• _Task_
Give every line of the data again, unchanged, but with no pictures.

(Stored items)
|---|
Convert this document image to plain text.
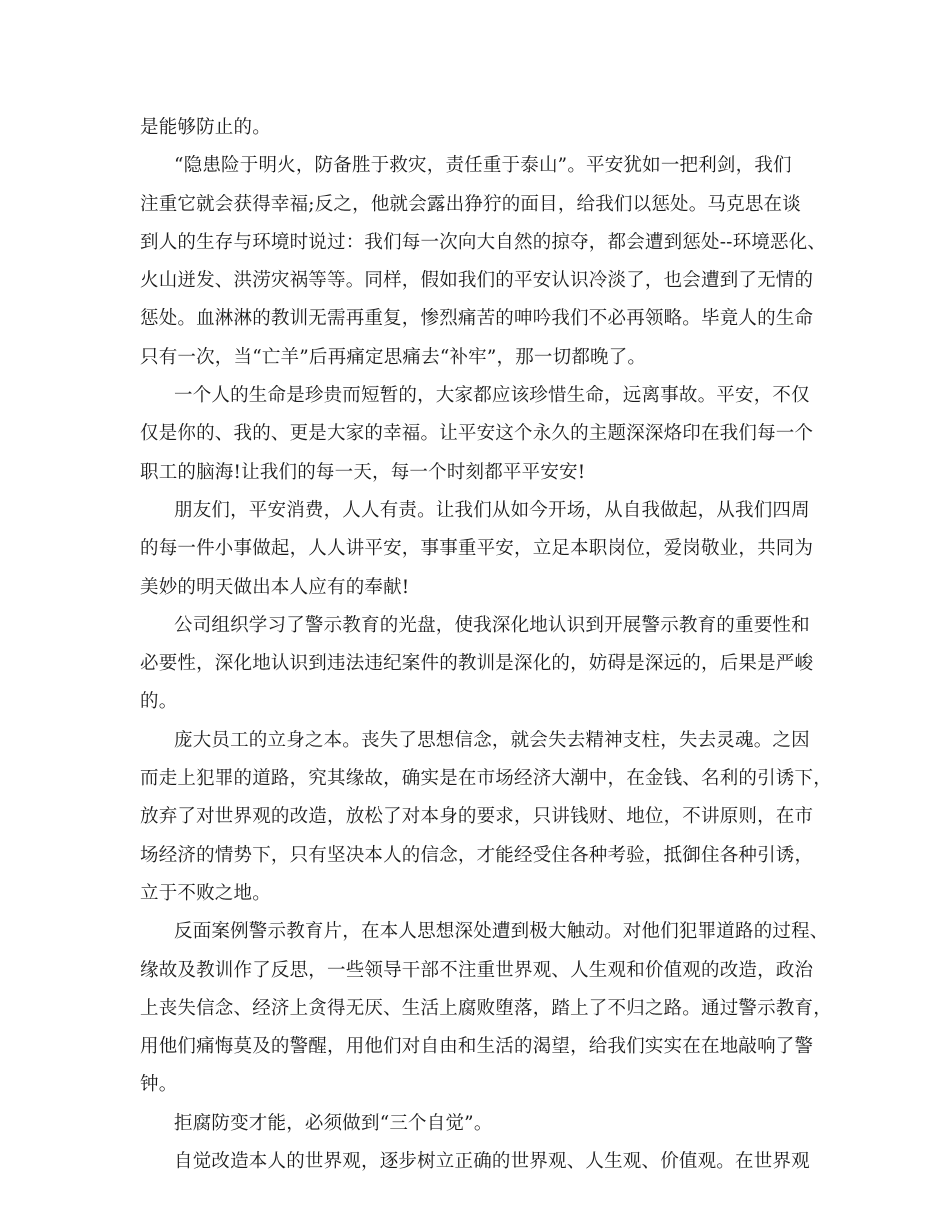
是能够防止的。
“隐患险于明火，防备胜于救灾，责任重于泰山”。平安犹如一把利剑，我们
注重它就会获得幸福;反之，他就会露出狰狞的面目，给我们以惩处。马克思在谈
到人的生存与环境时说过：我们每一次向大自然的掠夺，都会遭到惩处--环境恶化、
火山迸发、洪涝灾祸等等。同样，假如我们的平安认识冷淡了，也会遭到了无情的
惩处。血淋淋的教训无需再重复，惨烈痛苦的呻吟我们不必再领略。毕竟人的生命
只有一次，当“亡羊”后再痛定思痛去“补牢”，那一切都晚了。
一个人的生命是珍贵而短暂的，大家都应该珍惜生命，远离事故。平安，不仅
仅是你的、我的、更是大家的幸福。让平安这个永久的主题深深烙印在我们每一个
职工的脑海!让我们的每一天，每一个时刻都平平安安!
朋友们，平安消费，人人有责。让我们从如今开场，从自我做起，从我们四周
的每一件小事做起，人人讲平安，事事重平安，立足本职岗位，爱岗敬业，共同为
美妙的明天做出本人应有的奉献!
公司组织学习了警示教育的光盘，使我深化地认识到开展警示教育的重要性和
必要性，深化地认识到违法违纪案件的教训是深化的，妨碍是深远的，后果是严峻
的。
庞大员工的立身之本。丧失了思想信念，就会失去精神支柱，失去灵魂。之因
而走上犯罪的道路，究其缘故，确实是在市场经济大潮中，在金钱、名利的引诱下，
放弃了对世界观的改造，放松了对本身的要求，只讲钱财、地位，不讲原则，在市
场经济的情势下，只有坚决本人的信念，才能经受住各种考验，抵御住各种引诱，
立于不败之地。
反面案例警示教育片，在本人思想深处遭到极大触动。对他们犯罪道路的过程、
缘故及教训作了反思，一些领导干部不注重世界观、人生观和价值观的改造，政治
上丧失信念、经济上贪得无厌、生活上腐败堕落，踏上了不归之路。通过警示教育，
用他们痛悔莫及的警醒，用他们对自由和生活的渴望，给我们实实在在地敲响了警
钟。
拒腐防变才能，必须做到“三个自觉”。
自觉改造本人的世界观，逐步树立正确的世界观、人生观、价值观。在世界观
|---|
• _Exercise output_
Convert this document image to plain text.
是能够防止的。
“隐患险于明火，防备胜于救灾，责任重于泰山”。平安犹如一把利剑，我们
注重它就会获得幸福;反之，他就会露出狰狞的面目，给我们以惩处。马克思在谈
到人的生存与环境时说过：我们每一次向大自然的掠夺，都会遭到惩处--环境恶化、
火山迸发、洪涝灾祸等等。同样，假如我们的平安认识冷淡了，也会遭到了无情的
惩处。血淋淋的教训无需再重复，惨烈痛苦的呻吟我们不必再领略。毕竟人的生命
只有一次，当“亡羊”后再痛定思痛去“补牢”，那一切都晚了。
一个人的生命是珍贵而短暂的，大家都应该珍惜生命，远离事故。平安，不仅
仅是你的、我的、更是大家的幸福。让平安这个永久的主题深深烙印在我们每一个
职工的脑海!让我们的每一天，每一个时刻都平平安安!
朋友们，平安消费，人人有责。让我们从如今开场，从自我做起，从我们四周
的每一件小事做起，人人讲平安，事事重平安，立足本职岗位，爱岗敬业，共同为
美妙的明天做出本人应有的奉献!
公司组织学习了警示教育的光盘，使我深化地认识到开展警示教育的重要性和
必要性，深化地认识到违法违纪案件的教训是深化的，妨碍是深远的，后果是严峻
的。
庞大员工的立身之本。丧失了思想信念，就会失去精神支柱，失去灵魂。之因
而走上犯罪的道路，究其缘故，确实是在市场经济大潮中，在金钱、名利的引诱下，
放弃了对世界观的改造，放松了对本身的要求，只讲钱财、地位，不讲原则，在市
场经济的情势下，只有坚决本人的信念，才能经受住各种考验，抵御住各种引诱，
立于不败之地。
反面案例警示教育片，在本人思想深处遭到极大触动。对他们犯罪道路的过程、
缘故及教训作了反思，一些领导干部不注重世界观、人生观和价值观的改造，政治
上丧失信念、经济上贪得无厌、生活上腐败堕落，踏上了不归之路。通过警示教育，
用他们痛悔莫及的警醒，用他们对自由和生活的渴望，给我们实实在在地敲响了警
钟。
拒腐防变才能，必须做到“三个自觉”。
自觉改造本人的世界观，逐步树立正确的世界观、人生观、价值观。在世界观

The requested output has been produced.